THE DATA =

BEGIN

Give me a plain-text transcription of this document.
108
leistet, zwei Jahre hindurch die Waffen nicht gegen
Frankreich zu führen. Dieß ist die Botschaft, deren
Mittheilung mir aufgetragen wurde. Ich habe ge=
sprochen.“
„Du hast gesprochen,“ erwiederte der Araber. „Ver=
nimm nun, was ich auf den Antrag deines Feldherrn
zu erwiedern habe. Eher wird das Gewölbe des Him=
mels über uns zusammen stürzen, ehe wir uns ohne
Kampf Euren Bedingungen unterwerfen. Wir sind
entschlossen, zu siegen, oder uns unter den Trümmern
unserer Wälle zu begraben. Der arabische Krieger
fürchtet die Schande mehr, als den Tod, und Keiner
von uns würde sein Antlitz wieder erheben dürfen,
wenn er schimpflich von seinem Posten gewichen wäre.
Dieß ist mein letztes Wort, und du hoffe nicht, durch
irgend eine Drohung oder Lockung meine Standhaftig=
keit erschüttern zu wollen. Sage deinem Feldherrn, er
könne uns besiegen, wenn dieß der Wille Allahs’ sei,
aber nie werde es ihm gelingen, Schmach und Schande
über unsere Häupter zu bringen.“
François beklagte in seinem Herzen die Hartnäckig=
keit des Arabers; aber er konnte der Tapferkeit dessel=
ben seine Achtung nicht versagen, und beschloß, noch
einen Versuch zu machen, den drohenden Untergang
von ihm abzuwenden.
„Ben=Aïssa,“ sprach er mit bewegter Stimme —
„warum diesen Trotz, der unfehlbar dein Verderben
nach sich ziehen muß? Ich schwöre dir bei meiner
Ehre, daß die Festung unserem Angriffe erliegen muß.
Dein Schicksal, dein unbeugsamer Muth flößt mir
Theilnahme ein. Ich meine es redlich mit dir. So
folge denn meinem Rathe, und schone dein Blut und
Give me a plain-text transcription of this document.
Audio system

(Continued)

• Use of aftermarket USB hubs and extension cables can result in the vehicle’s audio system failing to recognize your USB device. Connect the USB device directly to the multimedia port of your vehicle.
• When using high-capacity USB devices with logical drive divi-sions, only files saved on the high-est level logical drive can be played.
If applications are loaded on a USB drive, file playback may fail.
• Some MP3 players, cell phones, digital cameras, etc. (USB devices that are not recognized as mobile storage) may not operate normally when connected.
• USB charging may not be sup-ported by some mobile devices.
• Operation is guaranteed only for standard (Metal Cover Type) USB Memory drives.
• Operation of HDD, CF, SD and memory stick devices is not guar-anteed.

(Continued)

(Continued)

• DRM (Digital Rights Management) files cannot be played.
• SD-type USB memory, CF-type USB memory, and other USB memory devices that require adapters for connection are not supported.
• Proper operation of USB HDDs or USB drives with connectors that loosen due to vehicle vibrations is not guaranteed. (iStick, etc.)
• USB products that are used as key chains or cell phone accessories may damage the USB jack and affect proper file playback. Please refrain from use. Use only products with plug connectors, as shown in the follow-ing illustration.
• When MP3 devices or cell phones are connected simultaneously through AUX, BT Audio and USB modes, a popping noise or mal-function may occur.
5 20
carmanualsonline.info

END

EXERCISE =
Please copy out each record, character for character.

RESULT OF THE EXERCISE =
Give me a plain-text transcription of this document.
108
leistet, zwei Jahre hindurch die Waffen nicht gegen
Frankreich zu führen. Dieß ist die Botschaft, deren
Mittheilung mir aufgetragen wurde. Ich habe ge=
sprochen.“
„Du hast gesprochen,“ erwiederte der Araber. „Ver=
nimm nun, was ich auf den Antrag deines Feldherrn
zu erwiedern habe. Eher wird das Gewölbe des Him=
mels über uns zusammen stürzen, ehe wir uns ohne
Kampf Euren Bedingungen unterwerfen. Wir sind
entschlossen, zu siegen, oder uns unter den Trümmern
unserer Wälle zu begraben. Der arabische Krieger
fürchtet die Schande mehr, als den Tod, und Keiner
von uns würde sein Antlitz wieder erheben dürfen,
wenn er schimpflich von seinem Posten gewichen wäre.
Dieß ist mein letztes Wort, und du hoffe nicht, durch
irgend eine Drohung oder Lockung meine Standhaftig=
keit erschüttern zu wollen. Sage deinem Feldherrn, er
könne uns besiegen, wenn dieß der Wille Allahs’ sei,
aber nie werde es ihm gelingen, Schmach und Schande
über unsere Häupter zu bringen.“
François beklagte in seinem Herzen die Hartnäckig=
keit des Arabers; aber er konnte der Tapferkeit dessel=
ben seine Achtung nicht versagen, und beschloß, noch
einen Versuch zu machen, den drohenden Untergang
von ihm abzuwenden.
„Ben=Aïssa,“ sprach er mit bewegter Stimme —
„warum diesen Trotz, der unfehlbar dein Verderben
nach sich ziehen muß? Ich schwöre dir bei meiner
Ehre, daß die Festung unserem Angriffe erliegen muß.
Dein Schicksal, dein unbeugsamer Muth flößt mir
Theilnahme ein. Ich meine es redlich mit dir. So
folge denn meinem Rathe, und schone dein Blut und
Give me a plain-text transcription of this document.
Audio system

(Continued)

• Use of aftermarket USB hubs and extension cables can result in the vehicle’s audio system failing to recognize your USB device. Connect the USB device directly to the multimedia port of your vehicle.
• When using high-capacity USB devices with logical drive divi-sions, only files saved on the high-est level logical drive can be played.
If applications are loaded on a USB drive, file playback may fail.
• Some MP3 players, cell phones, digital cameras, etc. (USB devices that are not recognized as mobile storage) may not operate normally when connected.
• USB charging may not be sup-ported by some mobile devices.
• Operation is guaranteed only for standard (Metal Cover Type) USB Memory drives.
• Operation of HDD, CF, SD and memory stick devices is not guar-anteed.

(Continued)

(Continued)

• DRM (Digital Rights Management) files cannot be played.
• SD-type USB memory, CF-type USB memory, and other USB memory devices that require adapters for connection are not supported.
• Proper operation of USB HDDs or USB drives with connectors that loosen due to vehicle vibrations is not guaranteed. (iStick, etc.)
• USB products that are used as key chains or cell phone accessories may damage the USB jack and affect proper file playback. Please refrain from use. Use only products with plug connectors, as shown in the follow-ing illustration.
• When MP3 devices or cell phones are connected simultaneously through AUX, BT Audio and USB modes, a popping noise or mal-function may occur.
5 20
carmanualsonline.info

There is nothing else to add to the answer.